### Task requirements:
Identify all lines in the listing that include the word "NASA", and copy them out.

### Exercise input:
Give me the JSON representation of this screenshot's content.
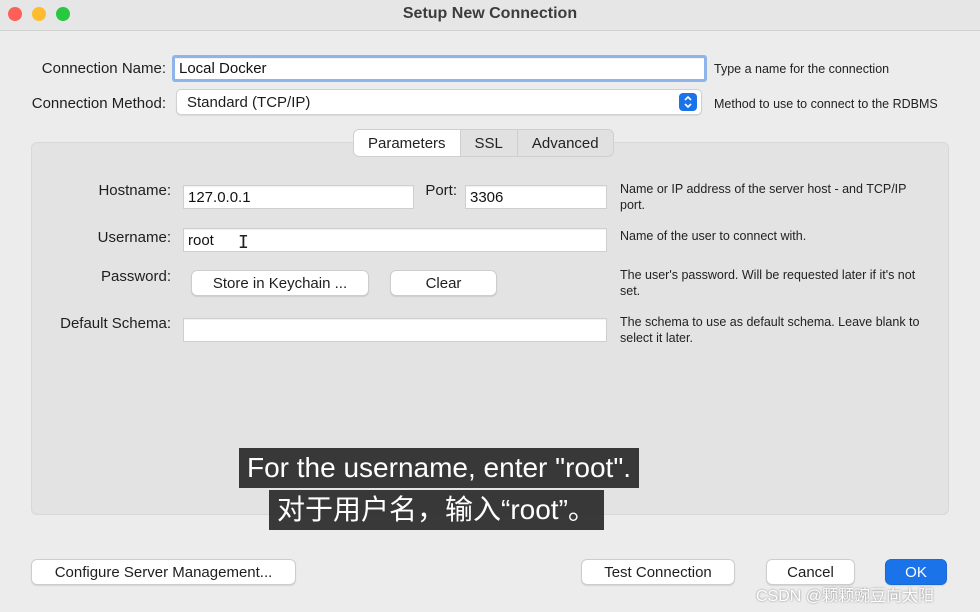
{
  "window": {
    "title": "Setup New Connection"
  },
  "connection_name": {
    "label": "Connection Name:",
    "value": "Local Docker",
    "hint": "Type a name for the connection"
  },
  "connection_method": {
    "label": "Connection Method:",
    "value": "Standard (TCP/IP)",
    "hint": "Method to use to connect to the RDBMS"
  },
  "tabs": [
    {
      "label": "Parameters"
    },
    {
      "label": "SSL"
    },
    {
      "label": "Advanced"
    }
  ],
  "params": {
    "hostname": {
      "label": "Hostname:",
      "value": "127.0.0.1"
    },
    "port": {
      "label": "Port:",
      "value": "3306"
    },
    "hostname_hint": "Name or IP address of the server host - and TCP/IP port.",
    "username": {
      "label": "Username:",
      "value": "root",
      "hint": "Name of the user to connect with."
    },
    "password": {
      "label": "Password:",
      "store_label": "Store in Keychain ...",
      "clear_label": "Clear",
      "hint": "The user's password. Will be requested later if it's not set."
    },
    "schema": {
      "label": "Default Schema:",
      "value": "",
      "hint": "The schema to use as default schema. Leave blank to select it later."
    }
  },
  "footer": {
    "configure_label": "Configure Server Management...",
    "test_label": "Test Connection",
    "cancel_label": "Cancel",
    "ok_label": "OK"
  },
  "subtitles": {
    "en": "For the username, enter \"root\".",
    "zh": "对于用户名，输入“root”。"
  },
  "watermark": "CSDN @颗颗豌豆向太阳",
  "colors": {
    "accent": "#1a73e8",
    "focus_ring": "#8fb4ea"
  }
}
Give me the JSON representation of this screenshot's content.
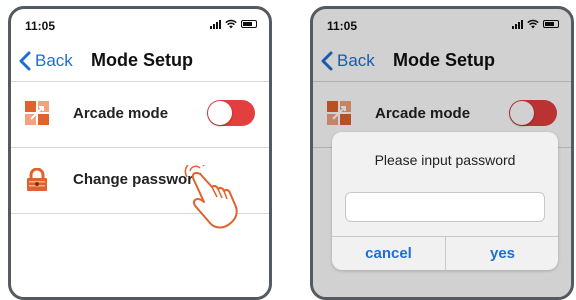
{
  "left_screen": {
    "status_time": "11:05",
    "back_label": "Back",
    "title": "Mode Setup",
    "rows": [
      {
        "label": "Arcade mode"
      },
      {
        "label": "Change password"
      }
    ]
  },
  "right_screen": {
    "status_time": "11:05",
    "back_label": "Back",
    "title": "Mode Setup",
    "rows": [
      {
        "label": "Arcade mode"
      }
    ],
    "dialog": {
      "title": "Please input password",
      "input_value": "",
      "cancel_label": "cancel",
      "yes_label": "yes"
    }
  },
  "colors": {
    "accent": "#1d6fd6",
    "toggle_on": "#e53e3e",
    "icon_orange": "#e0622e"
  },
  "icons": [
    "signal-icon",
    "wifi-icon",
    "battery-icon",
    "chevron-left-icon",
    "arcade-icon",
    "lock-icon",
    "hand-pointer-icon"
  ]
}
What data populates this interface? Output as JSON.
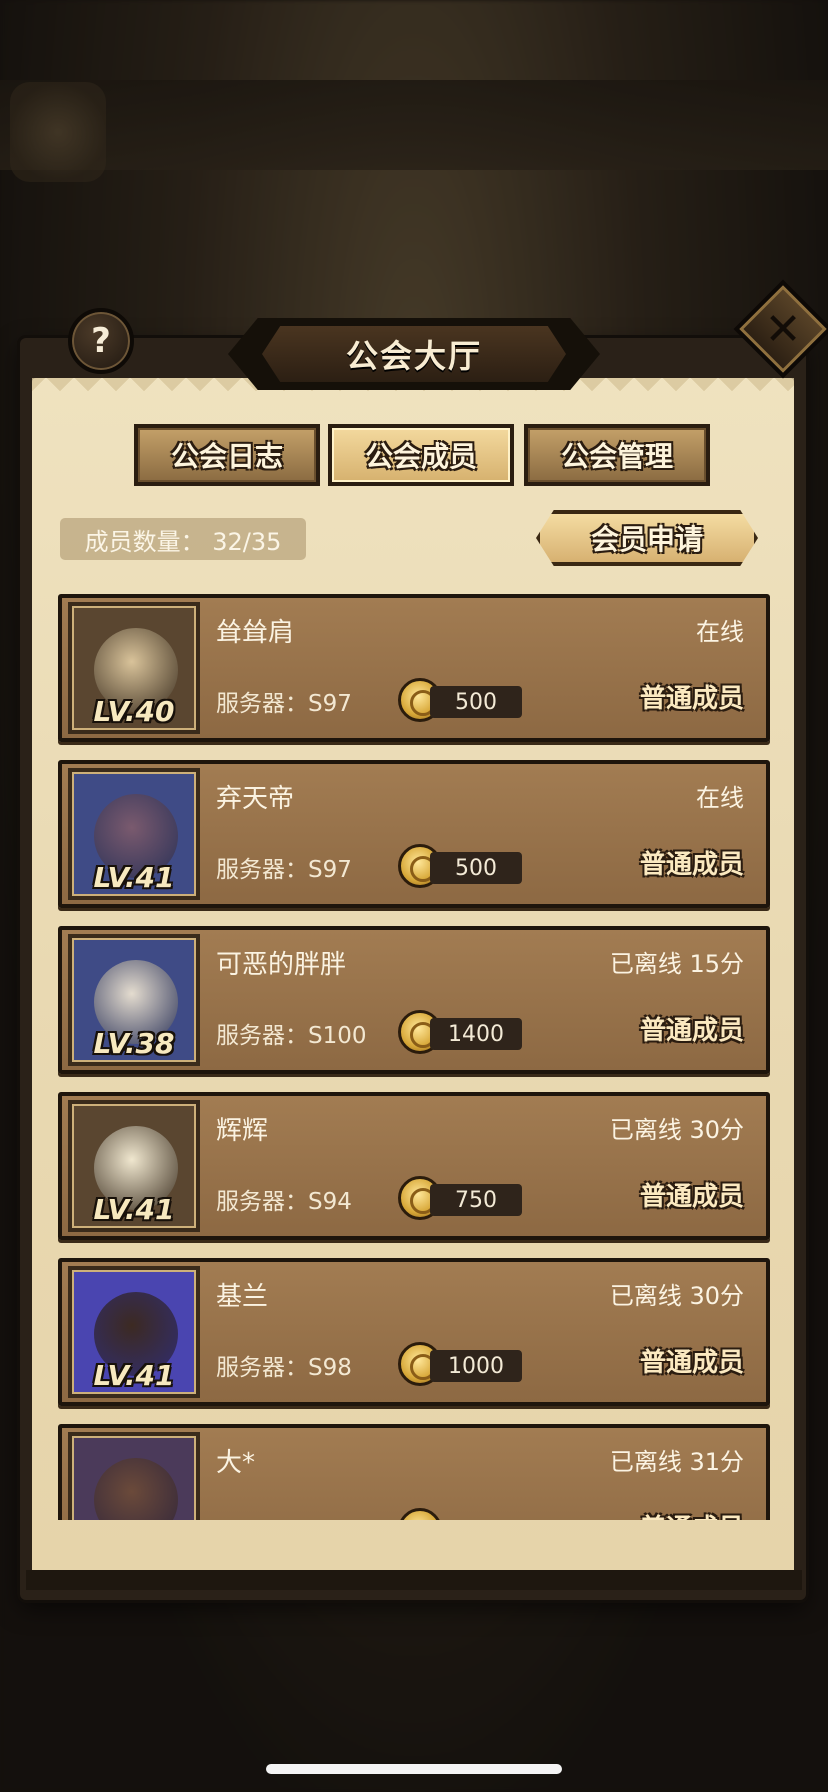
{
  "title": "公会大厅",
  "help_icon": "question-mark-icon",
  "close_icon": "close-x-icon",
  "help_label": "?",
  "close_label": "✕",
  "tabs": [
    {
      "label": "公会日志",
      "active": false
    },
    {
      "label": "公会成员",
      "active": true
    },
    {
      "label": "公会管理",
      "active": false
    }
  ],
  "member_count": "成员数量： 32/35",
  "apply_button": "会员申请",
  "members": [
    {
      "name": "耸耸肩",
      "status": "在线",
      "level": "LV.40",
      "server": "服务器：S97",
      "contribution": "500",
      "role": "普通成员",
      "avatar_bg": "#5a4630",
      "avatar_face": "#d9c39a"
    },
    {
      "name": "弃天帝",
      "status": "在线",
      "level": "LV.41",
      "server": "服务器：S97",
      "contribution": "500",
      "role": "普通成员",
      "avatar_bg": "#3f4b86",
      "avatar_face": "#7a5a6e"
    },
    {
      "name": "可恶的胖胖",
      "status": "已离线 15分",
      "level": "LV.38",
      "server": "服务器：S100",
      "contribution": "1400",
      "role": "普通成员",
      "avatar_bg": "#3f4b86",
      "avatar_face": "#e4dccf"
    },
    {
      "name": "辉辉",
      "status": "已离线 30分",
      "level": "LV.41",
      "server": "服务器：S94",
      "contribution": "750",
      "role": "普通成员",
      "avatar_bg": "#5a4630",
      "avatar_face": "#f0e7cf"
    },
    {
      "name": "基兰",
      "status": "已离线 30分",
      "level": "LV.41",
      "server": "服务器：S98",
      "contribution": "1000",
      "role": "普通成员",
      "avatar_bg": "#4a45b0",
      "avatar_face": "#3c2a22"
    },
    {
      "name": "大*",
      "status": "已离线 31分",
      "level": "",
      "server": "",
      "contribution": "",
      "role": "普通成员",
      "avatar_bg": "#4b3a5a",
      "avatar_face": "#6b4a3a"
    }
  ],
  "colors": {
    "card": "#9a7549",
    "parchment": "#ecdcb6",
    "accent_gold": "#e8c887"
  }
}
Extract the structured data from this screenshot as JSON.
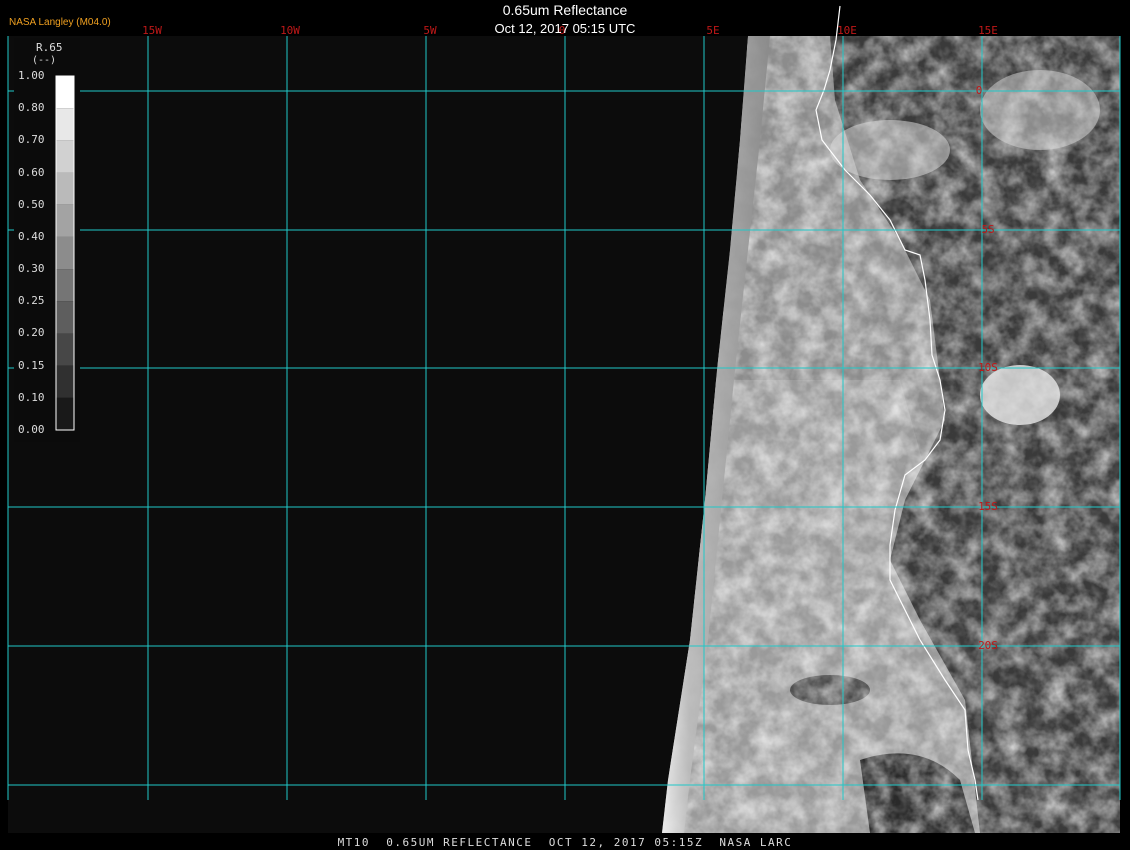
{
  "header": {
    "title": "0.65um Reflectance",
    "datetime": "Oct 12, 2017 05:15 UTC",
    "credit": "NASA Langley (M04.0)"
  },
  "footer": {
    "caption": "MT10  0.65UM REFLECTANCE  OCT 12, 2017 05:15Z  NASA LARC"
  },
  "legend": {
    "variable": "R.65",
    "unit": "(--)",
    "ticks": [
      "1.00",
      "0.80",
      "0.70",
      "0.60",
      "0.50",
      "0.40",
      "0.30",
      "0.25",
      "0.20",
      "0.15",
      "0.10",
      "0.00"
    ]
  },
  "grid": {
    "lon_labels": [
      "15W",
      "10W",
      "5W",
      "0",
      "5E",
      "10E",
      "15E"
    ],
    "lat_labels": [
      "0",
      "5S",
      "10S",
      "15S",
      "20S"
    ]
  },
  "colors": {
    "grid_line": "#20c8c8",
    "grid_label": "#c01818",
    "background": "#0c0c0c",
    "credit": "#f0a020"
  }
}
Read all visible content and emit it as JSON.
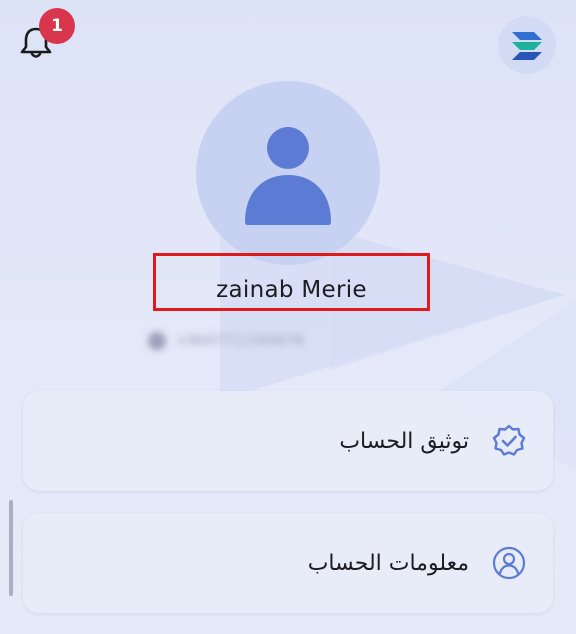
{
  "notifications": {
    "count": "1",
    "icon": "bell-icon"
  },
  "logo": {
    "icon": "app-logo-icon"
  },
  "profile": {
    "avatar_icon": "user-avatar-icon",
    "name": "zainab Merie",
    "phone": "+9647712345678"
  },
  "menu": {
    "items": [
      {
        "label": "توثيق الحساب",
        "icon": "verified-badge-icon"
      },
      {
        "label": "معلومات الحساب",
        "icon": "user-circle-icon"
      }
    ]
  },
  "colors": {
    "accent": "#5b7bd5",
    "badge": "#d9364d",
    "highlight_border": "#e01a1a",
    "background": "#dde3f7"
  }
}
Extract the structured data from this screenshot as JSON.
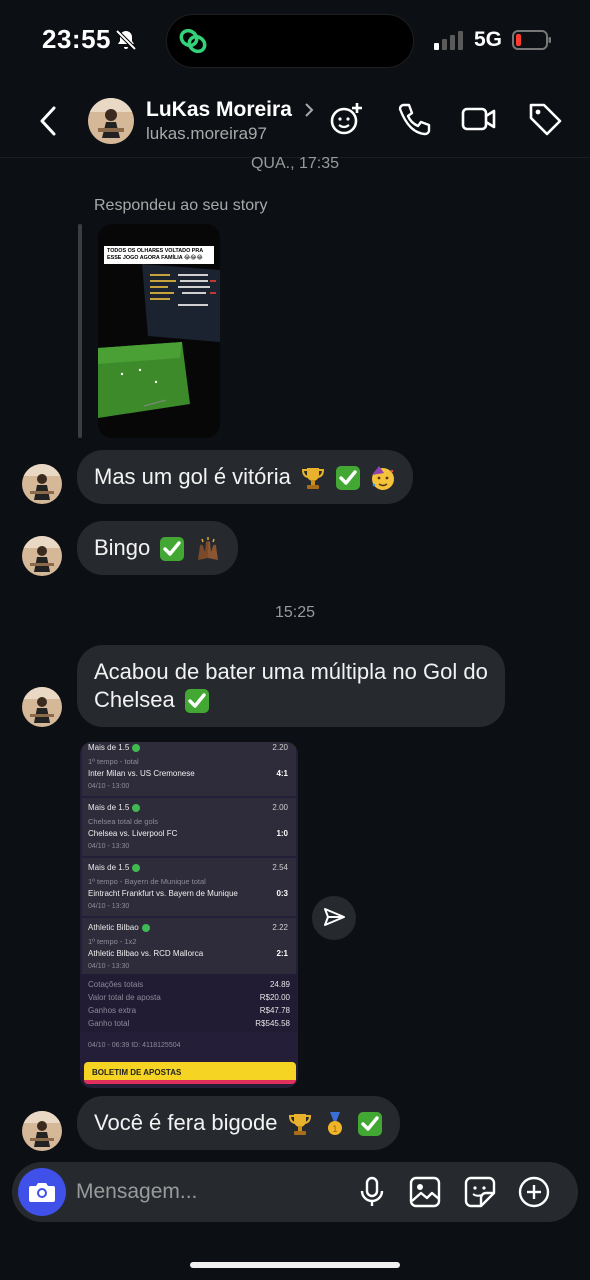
{
  "status_bar": {
    "time": "23:55",
    "network": "5G",
    "battery_color": "#ff3b30"
  },
  "header": {
    "name": "LuKas Moreira",
    "username": "lukas.moreira97"
  },
  "conversation": {
    "timestamp_1": "QUA., 17:35",
    "reply_label": "Respondeu ao seu story",
    "story_caption": "TODOS OS OLHARES VOLTADO PRA ESSE JOGO AGORA FAMÍLIA 😂😂😂",
    "msg_1": "Mas um gol é vitória",
    "msg_2": "Bingo",
    "timestamp_2": "15:25",
    "msg_3_line1": "Acabou de bater uma múltipla no Gol do",
    "msg_3_line2": "Chelsea",
    "msg_4": "Você é fera bigode"
  },
  "bet_slip": {
    "legs": [
      {
        "name": "Mais de 1.5",
        "odd": "2.20",
        "market": "1º tempo - total",
        "match": "Inter Milan vs. US Cremonese",
        "score": "4:1",
        "time": "04/10 - 13:00"
      },
      {
        "name": "Mais de 1.5",
        "odd": "2.00",
        "market": "Chelsea total de gols",
        "match": "Chelsea vs. Liverpool FC",
        "score": "1:0",
        "time": "04/10 - 13:30"
      },
      {
        "name": "Mais de 1.5",
        "odd": "2.54",
        "market": "1º tempo - Bayern de Munique total",
        "match": "Eintracht Frankfurt vs. Bayern de Munique",
        "score": "0:3",
        "time": "04/10 - 13:30"
      },
      {
        "name": "Athletic Bilbao",
        "odd": "2.22",
        "market": "1º tempo - 1x2",
        "match": "Athletic Bilbao vs. RCD Mallorca",
        "score": "2:1",
        "time": "04/10 - 13:30"
      }
    ],
    "summary": [
      {
        "label": "Cotações totais",
        "value": "24.89"
      },
      {
        "label": "Valor total de aposta",
        "value": "R$20.00"
      },
      {
        "label": "Ganhos extra",
        "value": "R$47.78"
      },
      {
        "label": "Ganho total",
        "value": "R$545.58"
      }
    ],
    "meta": "04/10 - 06:39   ID: 4118125504",
    "button": "BOLETIM DE APOSTAS"
  },
  "composer": {
    "placeholder": "Mensagem..."
  },
  "colors": {
    "background": "#0c1014",
    "bubble": "#262a2f",
    "accent": "#3f51e8",
    "check_green": "#3fb950"
  }
}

### Output below:
    "credit": "NASA Langley (M04.0)"
    "caption": "MT10  0.65UM REFLECTANCE  OCT 12, 2017 05:15Z  NASA LARC"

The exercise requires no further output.